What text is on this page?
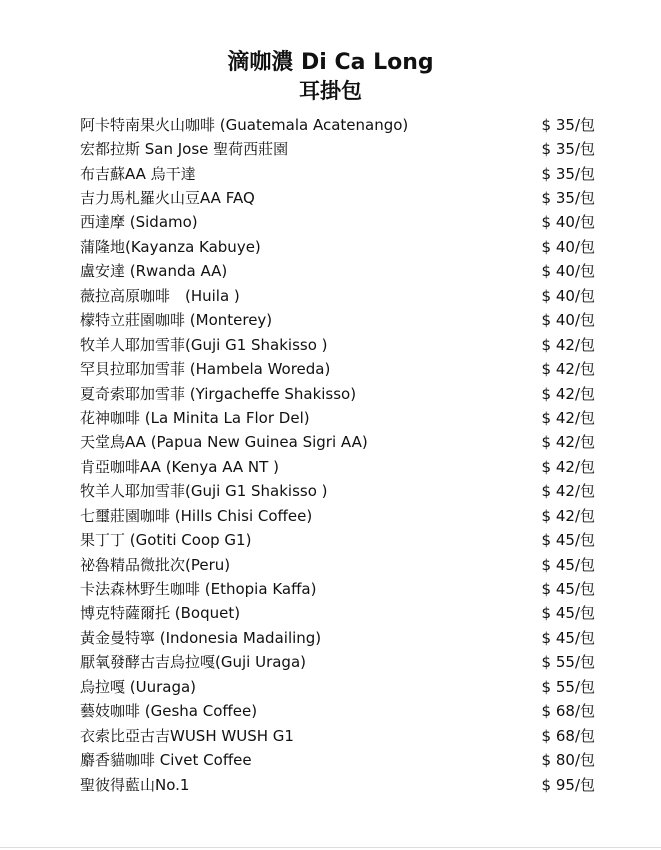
滴咖濃 Di Ca Long
耳掛包
阿卡特南果火山咖啡 (Guatemala Acatenango)	$ 35/包
宏都拉斯 San Jose 聖荷西莊園	$ 35/包
布吉蘇AA 烏干達	$ 35/包
吉力馬札羅火山豆AA FAQ	$ 35/包
西達摩 (Sidamo)	$ 40/包
蒲隆地(Kayanza Kabuye)	$ 40/包
盧安達 (Rwanda AA)	$ 40/包
薇拉高原咖啡　(Huila )	$ 40/包
檬特立莊園咖啡 (Monterey)	$ 40/包
牧羊人耶加雪菲(Guji G1 Shakisso )	$ 42/包
罕貝拉耶加雪菲 (Hambela Woreda)	$ 42/包
夏奇索耶加雪菲 (Yirgacheffe Shakisso)	$ 42/包
花神咖啡 (La Minita La Flor Del)	$ 42/包
天堂鳥AA (Papua New Guinea Sigri AA)	$ 42/包
肯亞咖啡AA (Kenya AA NT )	$ 42/包
牧羊人耶加雪菲(Guji G1 Shakisso )	$ 42/包
七璽莊園咖啡 (Hills Chisi Coffee)	$ 42/包
果丁丁 (Gotiti Coop G1)	$ 45/包
祕魯精品微批次(Peru)	$ 45/包
卡法森林野生咖啡 (Ethopia Kaffa)	$ 45/包
博克特薩爾托 (Boquet)	$ 45/包
黃金曼特寧 (Indonesia Madailing)	$ 45/包
厭氧發酵古吉烏拉嘎(Guji Uraga)	$ 55/包
烏拉嘎 (Uuraga)	$ 55/包
藝妓咖啡 (Gesha Coffee)	$ 68/包
衣索比亞古吉WUSH WUSH G1	$ 68/包
麝香貓咖啡 Civet Coffee	$ 80/包
聖彼得藍山No.1	$ 95/包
========================================================================
## PROBLEM DETAILS
Write out the entries again, exactly as given, skipping any images.

## SOLUTION TO THIS TASK
What text is on this page?
滴咖濃 Di Ca Long
耳掛包
阿卡特南果火山咖啡 (Guatemala Acatenango)	$ 35/包
宏都拉斯 San Jose 聖荷西莊園	$ 35/包
布吉蘇AA 烏干達	$ 35/包
吉力馬札羅火山豆AA FAQ	$ 35/包
西達摩 (Sidamo)	$ 40/包
蒲隆地(Kayanza Kabuye)	$ 40/包
盧安達 (Rwanda AA)	$ 40/包
薇拉高原咖啡　(Huila )	$ 40/包
檬特立莊園咖啡 (Monterey)	$ 40/包
牧羊人耶加雪菲(Guji G1 Shakisso )	$ 42/包
罕貝拉耶加雪菲 (Hambela Woreda)	$ 42/包
夏奇索耶加雪菲 (Yirgacheffe Shakisso)	$ 42/包
花神咖啡 (La Minita La Flor Del)	$ 42/包
天堂鳥AA (Papua New Guinea Sigri AA)	$ 42/包
肯亞咖啡AA (Kenya AA NT )	$ 42/包
牧羊人耶加雪菲(Guji G1 Shakisso )	$ 42/包
七璽莊園咖啡 (Hills Chisi Coffee)	$ 42/包
果丁丁 (Gotiti Coop G1)	$ 45/包
祕魯精品微批次(Peru)	$ 45/包
卡法森林野生咖啡 (Ethopia Kaffa)	$ 45/包
博克特薩爾托 (Boquet)	$ 45/包
黃金曼特寧 (Indonesia Madailing)	$ 45/包
厭氧發酵古吉烏拉嘎(Guji Uraga)	$ 55/包
烏拉嘎 (Uuraga)	$ 55/包
藝妓咖啡 (Gesha Coffee)	$ 68/包
衣索比亞古吉WUSH WUSH G1	$ 68/包
麝香貓咖啡 Civet Coffee	$ 80/包
聖彼得藍山No.1	$ 95/包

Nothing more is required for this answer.